++++ Extracted information
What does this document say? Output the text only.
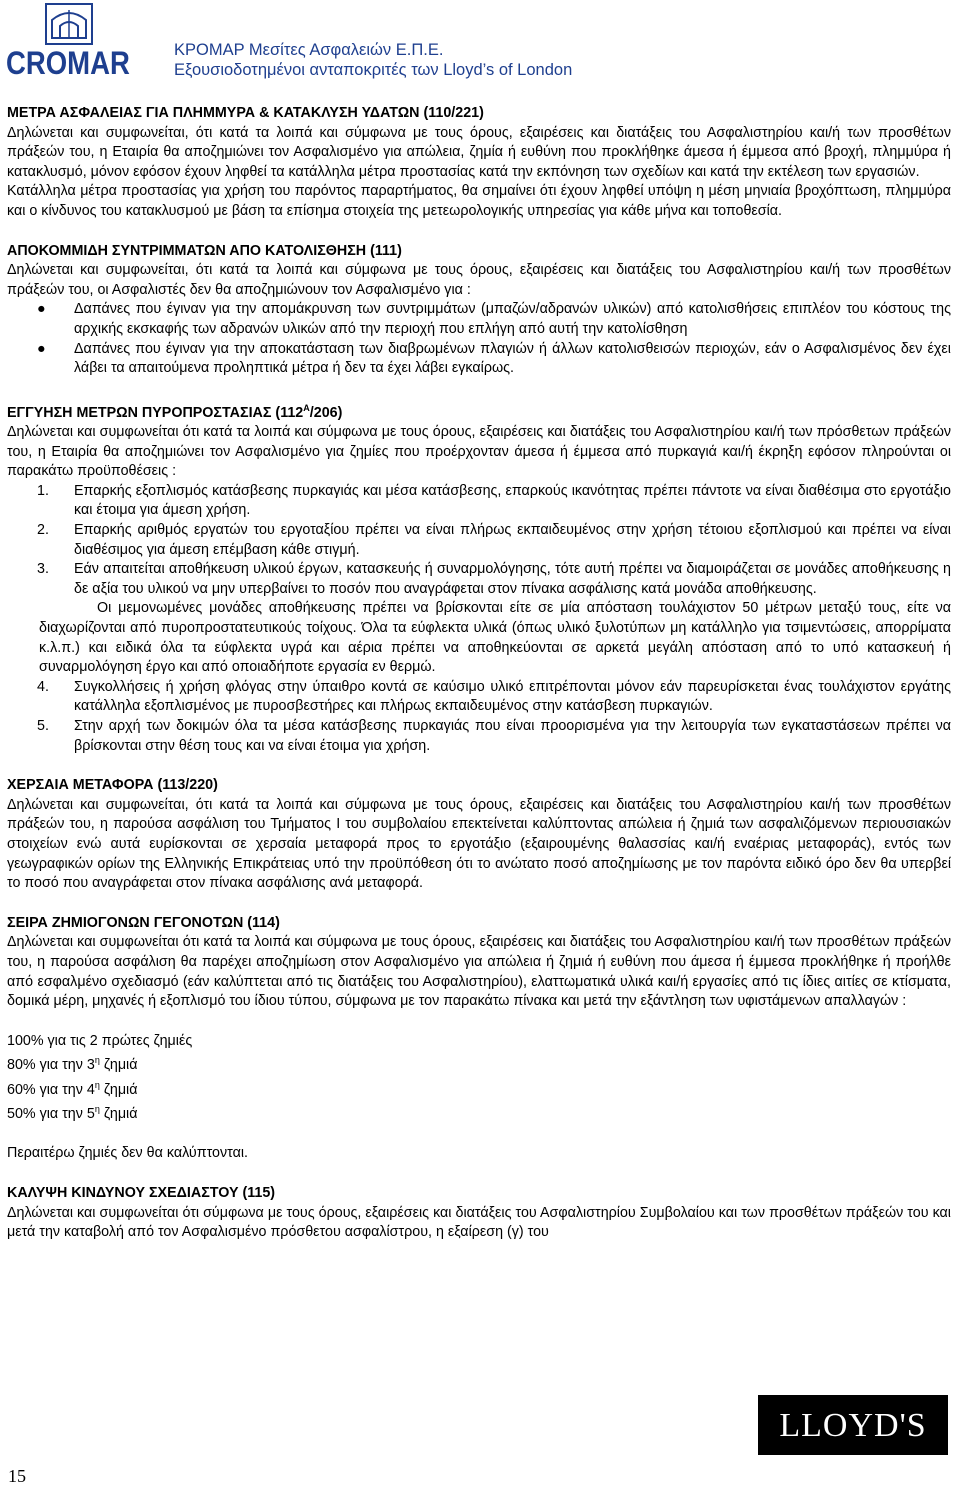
CROMAR	ΚΡΟΜΑΡ Μεσίτες Ασφαλειών Ε.Π.Ε.
Εξουσιοδοτημένοι ανταποκριτές των Lloyd’s of London

ΜΕΤΡΑ ΑΣΦΑΛΕΙΑΣ ΓΙΑ ΠΛΗΜΜΥΡΑ & ΚΑΤΑΚΛΥΣΗ ΥΔΑΤΩΝ (110/221)

Δηλώνεται και συμφωνείται, ότι κατά τα λοιπά και σύμφωνα με τους όρους, εξαιρέσεις και διατάξεις του Ασφαλιστηρίου και/ή των προσθέτων πράξεών του, η Εταιρία θα αποζημιώνει τον Ασφαλισμένο για απώλεια, ζημία ή ευθύνη που προκλήθηκε άμεσα ή έμμεσα από βροχή, πλημμύρα ή κατακλυσμό, μόνον εφόσον έχουν ληφθεί τα κατάλληλα μέτρα προστασίας κατά την εκπόνηση των σχεδίων και κατά την εκτέλεση των εργασιών.

Κατάλληλα μέτρα προστασίας για χρήση του παρόντος παραρτήματος, θα σημαίνει ότι έχουν ληφθεί υπόψη η μέση μηνιαία βροχόπτωση, πλημμύρα και ο κίνδυνος του κατακλυσμού με βάση τα επίσημα στοιχεία της μετεωρολογικής υπηρεσίας για κάθε μήνα και τοποθεσία.

ΑΠΟΚΟΜΜΙΔΗ ΣΥΝΤΡΙΜΜΑΤΩΝ ΑΠΟ ΚΑΤΟΛΙΣΘΗΣΗ (111)

Δηλώνεται και συμφωνείται, ότι κατά τα λοιπά και σύμφωνα με τους όρους, εξαιρέσεις και διατάξεις του Ασφαλιστηρίου και/ή των προσθέτων πράξεών του, οι Ασφαλιστές δεν θα αποζημιώνουν τον Ασφαλισμένο για :

● Δαπάνες που έγιναν για την απομάκρυνση των συντριμμάτων (μπαζών/αδρανών υλικών) από κατολισθήσεις επιπλέον του κόστους της αρχικής εκσκαφής των αδρανών υλικών από την περιοχή που επλήγη από αυτή την κατολίσθηση
● Δαπάνες που έγιναν για την αποκατάσταση των διαβρωμένων πλαγιών ή άλλων κατολισθεισών περιοχών, εάν ο Ασφαλισμένος δεν έχει λάβει τα απαιτούμενα προληπτικά μέτρα ή δεν τα έχει λάβει εγκαίρως.

ΕΓΓΥΗΣΗ ΜΕΤΡΩΝ ΠΥΡΟΠΡΟΣΤΑΣΙΑΣ $(112^A/206)$

Δηλώνεται και συμφωνείται ότι κατά τα λοιπά και σύμφωνα με τους όρους, εξαιρέσεις και διατάξεις του Ασφαλιστηρίου και/ή των πρόσθετων πράξεών του, η Εταιρία θα αποζημιώνει τον Ασφαλισμένο για ζημίες που προέρχονταν άμεσα ή έμμεσα από πυρκαγιά και/ή έκρηξη εφόσον πληρούνται οι παρακάτω προϋποθέσεις :

1. Επαρκής εξοπλισμός κατάσβεσης πυρκαγιάς και μέσα κατάσβεσης, επαρκούς ικανότητας πρέπει πάντοτε να είναι διαθέσιμα στο εργοτάξιο και έτοιμα για άμεση χρήση.
2. Επαρκής αριθμός εργατών του εργοταξίου πρέπει να είναι πλήρως εκπαιδευμένος στην χρήση τέτοιου εξοπλισμού και πρέπει να είναι διαθέσιμος για άμεση επέμβαση κάθε στιγμή.
3. Εάν απαιτείται αποθήκευση υλικού έργων, κατασκευής ή συναρμολόγησης, τότε αυτή πρέπει να διαμοιράζεται σε μονάδες αποθήκευσης η δε αξία του υλικού να μην υπερβαίνει το ποσόν που αναγράφεται στον πίνακα ασφάλισης κατά μονάδα αποθήκευσης.

Οι μεμονωμένες μονάδες αποθήκευσης πρέπει να βρίσκονται είτε σε μία απόσταση τουλάχιστον 50 μέτρων μεταξύ τους, είτε να διαχωρίζονται από πυροπροστατευτικούς τοίχους. Όλα τα εύφλεκτα υλικά (όπως υλικό ξυλοτύπων μη κατάλληλο για τσιμεντώσεις, απορρίματα κ.λ.π.) και ειδικά όλα τα εύφλεκτα υγρά και αέρια πρέπει να αποθηκεύονται σε αρκετά μεγάλη απόσταση από το υπό κατασκευή ή συναρμολόγηση έργο και από οποιαδήποτε εργασία εν θερμώ.

4. Συγκολλήσεις ή χρήση φλόγας στην ύπαιθρο κοντά σε καύσιμο υλικό επιτρέπονται μόνον εάν παρευρίσκεται ένας τουλάχιστον εργάτης κατάλληλα εξοπλισμένος με πυροσβεστήρες και πλήρως εκπαιδευμένος στην κατάσβεση πυρκαγιών.
5. Στην αρχή των δοκιμών όλα τα μέσα κατάσβεσης πυρκαγιάς που είναι προορισμένα για την λειτουργία των εγκαταστάσεων πρέπει να βρίσκονται στην θέση τους και να είναι έτοιμα για χρήση.

ΧΕΡΣΑΙΑ ΜΕΤΑΦΟΡΑ (113/220)

Δηλώνεται και συμφωνείται, ότι κατά τα λοιπά και σύμφωνα με τους όρους, εξαιρέσεις και διατάξεις του Ασφαλιστηρίου και/ή των προσθέτων πράξεών του, η παρούσα ασφάλιση του Τμήματος Ι του συμβολαίου επεκτείνεται καλύπτοντας απώλεια ή ζημιά των ασφαλιζόμενων περιουσιακών στοιχείων ενώ αυτά ευρίσκονται σε χερσαία μεταφορά προς το εργοτάξιο (εξαιρουμένης θαλασσίας και/ή εναέριας μεταφοράς), εντός των γεωγραφικών ορίων της Ελληνικής Επικράτειας υπό την προϋπόθεση ότι το ανώτατο ποσό αποζημίωσης με τον παρόντα ειδικό όρο δεν θα υπερβεί το ποσό που αναγράφεται στον πίνακα ασφάλισης ανά μεταφορά.

ΣΕΙΡΑ ΖΗΜΙΟΓΟΝΩΝ ΓΕΓΟΝΟΤΩΝ (114)

Δηλώνεται και συμφωνείται ότι κατά τα λοιπά και σύμφωνα με τους όρους, εξαιρέσεις και διατάξεις του Ασφαλιστηρίου και/ή των προσθέτων πράξεών του, η παρούσα ασφάλιση θα παρέχει αποζημίωση στον Ασφαλισμένο για απώλεια ή ζημιά ή ευθύνη που άμεσα ή έμμεσα προκλήθηκε ή προήλθε από εσφαλμένο σχεδιασμό (εάν καλύπτεται από τις διατάξεις του Ασφαλιστηρίου), ελαττωματικά υλικά και/ή εργασίες από τις ίδιες αιτίες σε κτίσματα, δομικά μέρη, μηχανές ή εξοπλισμό του ίδιου τύπου, σύμφωνα με τον παρακάτω πίνακα και μετά την εξάντληση των υφιστάμενων απαλλαγών :

100% για τις 2 πρώτες ζημιές

80% για την $3^\eta$ ζημιά

60% για την $4^\eta$ ζημιά

50% για την $5^\eta$ ζημιά

Περαιτέρω ζημιές δεν θα καλύπτονται.

ΚΑΛΥΨΗ ΚΙΝΔΥΝΟΥ ΣΧΕΔΙΑΣΤΟΥ (115)

Δηλώνεται και συμφωνείται ότι σύμφωνα με τους όρους, εξαιρέσεις και διατάξεις του Ασφαλιστηρίου Συμβολαίου και των προσθέτων πράξεών του και μετά την καταβολή από τον Ασφαλισμένο πρόσθετου ασφαλίστρου, η εξαίρεση (γ) του

LLOYD'S
15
++++++++
● Exercise description
Transcribe the records word for word and include no pictures.

● Task output
What does this document say? Output the text only.
CROMAR	ΚΡΟΜΑΡ Μεσίτες Ασφαλειών Ε.Π.Ε.
Εξουσιοδοτημένοι ανταποκριτές των Lloyd’s of London

ΜΕΤΡΑ ΑΣΦΑΛΕΙΑΣ ΓΙΑ ΠΛΗΜΜΥΡΑ & ΚΑΤΑΚΛΥΣΗ ΥΔΑΤΩΝ (110/221)

Δηλώνεται και συμφωνείται, ότι κατά τα λοιπά και σύμφωνα με τους όρους, εξαιρέσεις και διατάξεις του Ασφαλιστηρίου και/ή των προσθέτων πράξεών του, η Εταιρία θα αποζημιώνει τον Ασφαλισμένο για απώλεια, ζημία ή ευθύνη που προκλήθηκε άμεσα ή έμμεσα από βροχή, πλημμύρα ή κατακλυσμό, μόνον εφόσον έχουν ληφθεί τα κατάλληλα μέτρα προστασίας κατά την εκπόνηση των σχεδίων και κατά την εκτέλεση των εργασιών.

Κατάλληλα μέτρα προστασίας για χρήση του παρόντος παραρτήματος, θα σημαίνει ότι έχουν ληφθεί υπόψη η μέση μηνιαία βροχόπτωση, πλημμύρα και ο κίνδυνος του κατακλυσμού με βάση τα επίσημα στοιχεία της μετεωρολογικής υπηρεσίας για κάθε μήνα και τοποθεσία.

ΑΠΟΚΟΜΜΙΔΗ ΣΥΝΤΡΙΜΜΑΤΩΝ ΑΠΟ ΚΑΤΟΛΙΣΘΗΣΗ (111)

Δηλώνεται και συμφωνείται, ότι κατά τα λοιπά και σύμφωνα με τους όρους, εξαιρέσεις και διατάξεις του Ασφαλιστηρίου και/ή των προσθέτων πράξεών του, οι Ασφαλιστές δεν θα αποζημιώνουν τον Ασφαλισμένο για :

● Δαπάνες που έγιναν για την απομάκρυνση των συντριμμάτων (μπαζών/αδρανών υλικών) από κατολισθήσεις επιπλέον του κόστους της αρχικής εκσκαφής των αδρανών υλικών από την περιοχή που επλήγη από αυτή την κατολίσθηση
● Δαπάνες που έγιναν για την αποκατάσταση των διαβρωμένων πλαγιών ή άλλων κατολισθεισών περιοχών, εάν ο Ασφαλισμένος δεν έχει λάβει τα απαιτούμενα προληπτικά μέτρα ή δεν τα έχει λάβει εγκαίρως.

ΕΓΓΥΗΣΗ ΜΕΤΡΩΝ ΠΥΡΟΠΡΟΣΤΑΣΙΑΣ $(112^A/206)$

Δηλώνεται και συμφωνείται ότι κατά τα λοιπά και σύμφωνα με τους όρους, εξαιρέσεις και διατάξεις του Ασφαλιστηρίου και/ή των πρόσθετων πράξεών του, η Εταιρία θα αποζημιώνει τον Ασφαλισμένο για ζημίες που προέρχονταν άμεσα ή έμμεσα από πυρκαγιά και/ή έκρηξη εφόσον πληρούνται οι παρακάτω προϋποθέσεις :

1. Επαρκής εξοπλισμός κατάσβεσης πυρκαγιάς και μέσα κατάσβεσης, επαρκούς ικανότητας πρέπει πάντοτε να είναι διαθέσιμα στο εργοτάξιο και έτοιμα για άμεση χρήση.
2. Επαρκής αριθμός εργατών του εργοταξίου πρέπει να είναι πλήρως εκπαιδευμένος στην χρήση τέτοιου εξοπλισμού και πρέπει να είναι διαθέσιμος για άμεση επέμβαση κάθε στιγμή.
3. Εάν απαιτείται αποθήκευση υλικού έργων, κατασκευής ή συναρμολόγησης, τότε αυτή πρέπει να διαμοιράζεται σε μονάδες αποθήκευσης η δε αξία του υλικού να μην υπερβαίνει το ποσόν που αναγράφεται στον πίνακα ασφάλισης κατά μονάδα αποθήκευσης.

Οι μεμονωμένες μονάδες αποθήκευσης πρέπει να βρίσκονται είτε σε μία απόσταση τουλάχιστον 50 μέτρων μεταξύ τους, είτε να διαχωρίζονται από πυροπροστατευτικούς τοίχους. Όλα τα εύφλεκτα υλικά (όπως υλικό ξυλοτύπων μη κατάλληλο για τσιμεντώσεις, απορρίματα κ.λ.π.) και ειδικά όλα τα εύφλεκτα υγρά και αέρια πρέπει να αποθηκεύονται σε αρκετά μεγάλη απόσταση από το υπό κατασκευή ή συναρμολόγηση έργο και από οποιαδήποτε εργασία εν θερμώ.

4. Συγκολλήσεις ή χρήση φλόγας στην ύπαιθρο κοντά σε καύσιμο υλικό επιτρέπονται μόνον εάν παρευρίσκεται ένας τουλάχιστον εργάτης κατάλληλα εξοπλισμένος με πυροσβεστήρες και πλήρως εκπαιδευμένος στην κατάσβεση πυρκαγιών.
5. Στην αρχή των δοκιμών όλα τα μέσα κατάσβεσης πυρκαγιάς που είναι προορισμένα για την λειτουργία των εγκαταστάσεων πρέπει να βρίσκονται στην θέση τους και να είναι έτοιμα για χρήση.

ΧΕΡΣΑΙΑ ΜΕΤΑΦΟΡΑ (113/220)

Δηλώνεται και συμφωνείται, ότι κατά τα λοιπά και σύμφωνα με τους όρους, εξαιρέσεις και διατάξεις του Ασφαλιστηρίου και/ή των προσθέτων πράξεών του, η παρούσα ασφάλιση του Τμήματος Ι του συμβολαίου επεκτείνεται καλύπτοντας απώλεια ή ζημιά των ασφαλιζόμενων περιουσιακών στοιχείων ενώ αυτά ευρίσκονται σε χερσαία μεταφορά προς το εργοτάξιο (εξαιρουμένης θαλασσίας και/ή εναέριας μεταφοράς), εντός των γεωγραφικών ορίων της Ελληνικής Επικράτειας υπό την προϋπόθεση ότι το ανώτατο ποσό αποζημίωσης με τον παρόντα ειδικό όρο δεν θα υπερβεί το ποσό που αναγράφεται στον πίνακα ασφάλισης ανά μεταφορά.

ΣΕΙΡΑ ΖΗΜΙΟΓΟΝΩΝ ΓΕΓΟΝΟΤΩΝ (114)

Δηλώνεται και συμφωνείται ότι κατά τα λοιπά και σύμφωνα με τους όρους, εξαιρέσεις και διατάξεις του Ασφαλιστηρίου και/ή των προσθέτων πράξεών του, η παρούσα ασφάλιση θα παρέχει αποζημίωση στον Ασφαλισμένο για απώλεια ή ζημιά ή ευθύνη που άμεσα ή έμμεσα προκλήθηκε ή προήλθε από εσφαλμένο σχεδιασμό (εάν καλύπτεται από τις διατάξεις του Ασφαλιστηρίου), ελαττωματικά υλικά και/ή εργασίες από τις ίδιες αιτίες σε κτίσματα, δομικά μέρη, μηχανές ή εξοπλισμό του ίδιου τύπου, σύμφωνα με τον παρακάτω πίνακα και μετά την εξάντληση των υφιστάμενων απαλλαγών :

100% για τις 2 πρώτες ζημιές

80% για την $3^\eta$ ζημιά

60% για την $4^\eta$ ζημιά

50% για την $5^\eta$ ζημιά

Περαιτέρω ζημιές δεν θα καλύπτονται.

ΚΑΛΥΨΗ ΚΙΝΔΥΝΟΥ ΣΧΕΔΙΑΣΤΟΥ (115)

Δηλώνεται και συμφωνείται ότι σύμφωνα με τους όρους, εξαιρέσεις και διατάξεις του Ασφαλιστηρίου Συμβολαίου και των προσθέτων πράξεών του και μετά την καταβολή από τον Ασφαλισμένο πρόσθετου ασφαλίστρου, η εξαίρεση (γ) του

LLOYD'S
15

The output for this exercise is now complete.